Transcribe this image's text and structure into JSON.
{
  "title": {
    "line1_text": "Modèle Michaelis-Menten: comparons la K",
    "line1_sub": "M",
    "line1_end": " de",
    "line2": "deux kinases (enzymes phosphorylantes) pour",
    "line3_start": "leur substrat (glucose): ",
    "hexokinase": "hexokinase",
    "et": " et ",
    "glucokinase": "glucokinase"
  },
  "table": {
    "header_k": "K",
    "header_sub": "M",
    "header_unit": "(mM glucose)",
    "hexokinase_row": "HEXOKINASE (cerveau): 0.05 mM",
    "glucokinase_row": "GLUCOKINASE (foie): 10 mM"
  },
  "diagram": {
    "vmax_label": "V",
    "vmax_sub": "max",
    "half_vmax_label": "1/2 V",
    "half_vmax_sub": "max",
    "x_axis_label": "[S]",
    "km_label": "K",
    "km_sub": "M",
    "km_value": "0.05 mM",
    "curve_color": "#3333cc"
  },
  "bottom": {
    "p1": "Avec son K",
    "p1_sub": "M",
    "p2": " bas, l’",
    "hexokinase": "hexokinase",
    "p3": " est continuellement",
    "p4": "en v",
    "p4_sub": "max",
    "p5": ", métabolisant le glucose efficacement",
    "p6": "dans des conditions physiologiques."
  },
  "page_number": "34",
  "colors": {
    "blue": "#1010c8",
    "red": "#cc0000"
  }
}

§ ACTIVITY:
Set down the entries above once more, verbatim.

§ EXERCISE SOLUTION:
Transcribe this image's text and structure into JSON.
{
  "title": {
    "line1_text": "Modèle Michaelis-Menten: comparons la K",
    "line1_sub": "M",
    "line1_end": " de",
    "line2": "deux kinases (enzymes phosphorylantes) pour",
    "line3_start": "leur substrat (glucose): ",
    "hexokinase": "hexokinase",
    "et": " et ",
    "glucokinase": "glucokinase"
  },
  "table": {
    "header_k": "K",
    "header_sub": "M",
    "header_unit": "(mM glucose)",
    "hexokinase_row": "HEXOKINASE (cerveau): 0.05 mM",
    "glucokinase_row": "GLUCOKINASE (foie): 10 mM"
  },
  "diagram": {
    "vmax_label": "V",
    "vmax_sub": "max",
    "half_vmax_label": "1/2 V",
    "half_vmax_sub": "max",
    "x_axis_label": "[S]",
    "km_label": "K",
    "km_sub": "M",
    "km_value": "0.05 mM",
    "curve_color": "#3333cc"
  },
  "bottom": {
    "p1": "Avec son K",
    "p1_sub": "M",
    "p2": " bas, l’",
    "hexokinase": "hexokinase",
    "p3": " est continuellement",
    "p4": "en v",
    "p4_sub": "max",
    "p5": ", métabolisant le glucose efficacement",
    "p6": "dans des conditions physiologiques."
  },
  "page_number": "34",
  "colors": {
    "blue": "#1010c8",
    "red": "#cc0000"
  }
}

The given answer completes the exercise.